- _Work required_
Format every line of the entries below as a numbered list, omitting blank lines and leaving out the pictures.
== Task material ==
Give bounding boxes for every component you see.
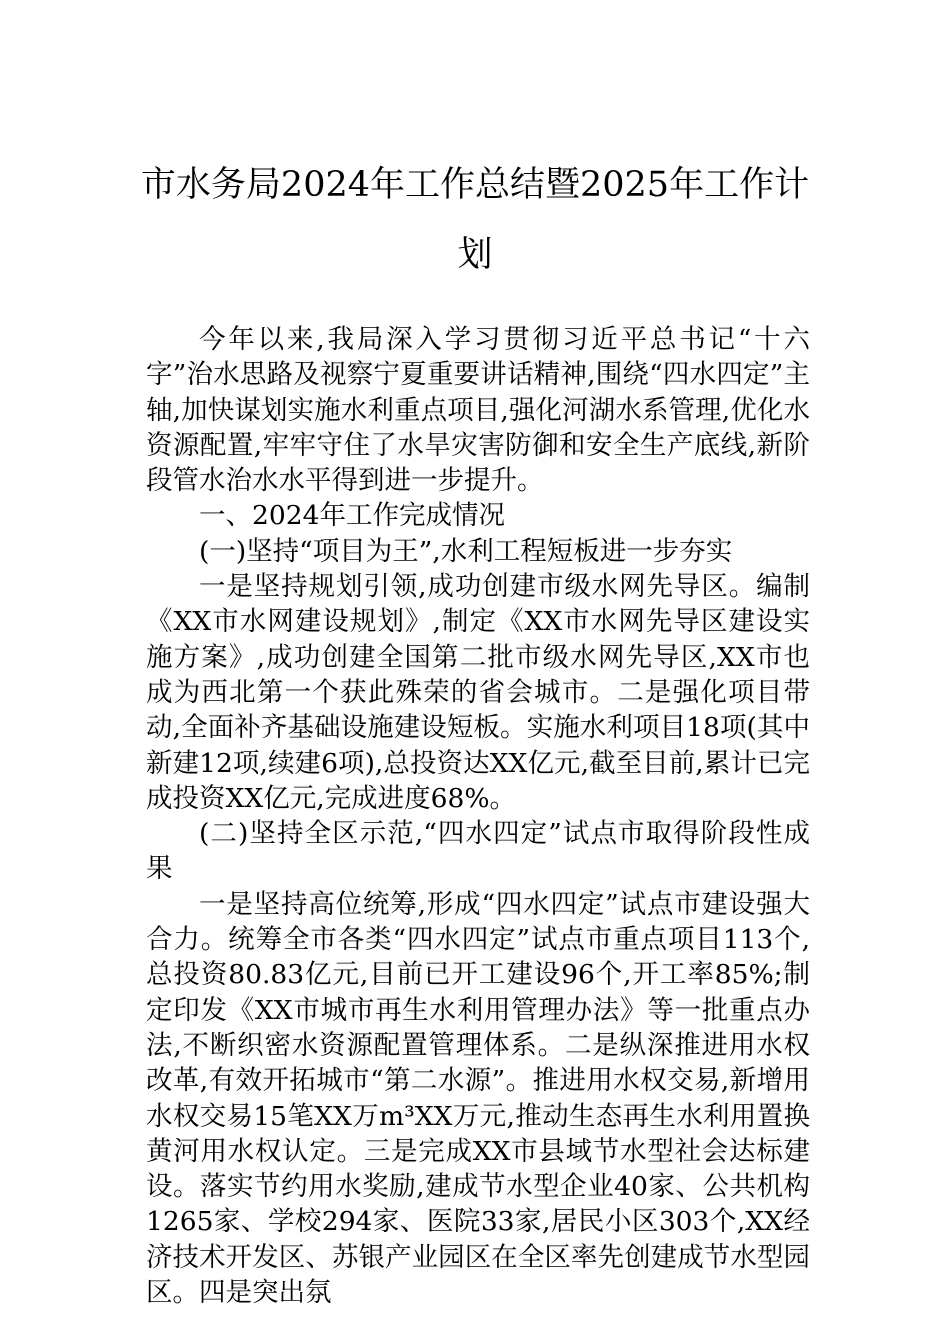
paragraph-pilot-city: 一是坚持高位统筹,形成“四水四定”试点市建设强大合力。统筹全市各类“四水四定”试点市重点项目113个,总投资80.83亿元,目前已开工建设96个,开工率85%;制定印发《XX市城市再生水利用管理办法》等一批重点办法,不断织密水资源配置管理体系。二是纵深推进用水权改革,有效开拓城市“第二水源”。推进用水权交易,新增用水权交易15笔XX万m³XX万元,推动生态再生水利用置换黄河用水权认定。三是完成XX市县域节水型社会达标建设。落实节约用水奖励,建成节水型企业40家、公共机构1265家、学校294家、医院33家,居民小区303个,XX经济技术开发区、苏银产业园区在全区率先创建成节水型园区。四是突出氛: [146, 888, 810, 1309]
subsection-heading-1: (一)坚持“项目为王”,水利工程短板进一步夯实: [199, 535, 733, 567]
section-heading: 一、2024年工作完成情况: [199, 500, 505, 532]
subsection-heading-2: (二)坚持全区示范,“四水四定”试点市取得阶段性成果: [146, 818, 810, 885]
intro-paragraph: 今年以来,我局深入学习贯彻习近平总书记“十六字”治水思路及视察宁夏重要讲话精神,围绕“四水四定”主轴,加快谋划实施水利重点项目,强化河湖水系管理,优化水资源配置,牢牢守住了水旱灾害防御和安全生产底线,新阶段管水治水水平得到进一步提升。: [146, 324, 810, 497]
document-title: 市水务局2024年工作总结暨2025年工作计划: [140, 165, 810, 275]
===
- _Response to this exercise_
1. Give bounding boxes for every component you see.
2. paragraph-pilot-city: 一是坚持高位统筹,形成“四水四定”试点市建设强大合力。统筹全市各类“四水四定”试点市重点项目113个,总投资80.83亿元,目前已开工建设96个,开工率85%;制定印发《XX市城市再生水利用管理办法》等一批重点办法,不断织密水资源配置管理体系。二是纵深推进用水权改革,有效开拓城市“第二水源”。推进用水权交易,新增用水权交易15笔XX万m³XX万元,推动生态再生水利用置换黄河用水权认定。三是完成XX市县域节水型社会达标建设。落实节约用水奖励,建成节水型企业40家、公共机构1265家、学校294家、医院33家,居民小区303个,XX经济技术开发区、苏银产业园区在全区率先创建成节水型园区。四是突出氛: [146, 888, 810, 1309]
3. subsection-heading-1: (一)坚持“项目为王”,水利工程短板进一步夯实: [199, 535, 733, 567]
4. section-heading: 一、2024年工作完成情况: [199, 500, 505, 532]
5. subsection-heading-2: (二)坚持全区示范,“四水四定”试点市取得阶段性成果: [146, 818, 810, 885]
6. intro-paragraph: 今年以来,我局深入学习贯彻习近平总书记“十六字”治水思路及视察宁夏重要讲话精神,围绕“四水四定”主轴,加快谋划实施水利重点项目,强化河湖水系管理,优化水资源配置,牢牢守住了水旱灾害防御和安全生产底线,新阶段管水治水水平得到进一步提升。: [146, 324, 810, 497]
7. document-title: 市水务局2024年工作总结暨2025年工作计划: [140, 165, 810, 275]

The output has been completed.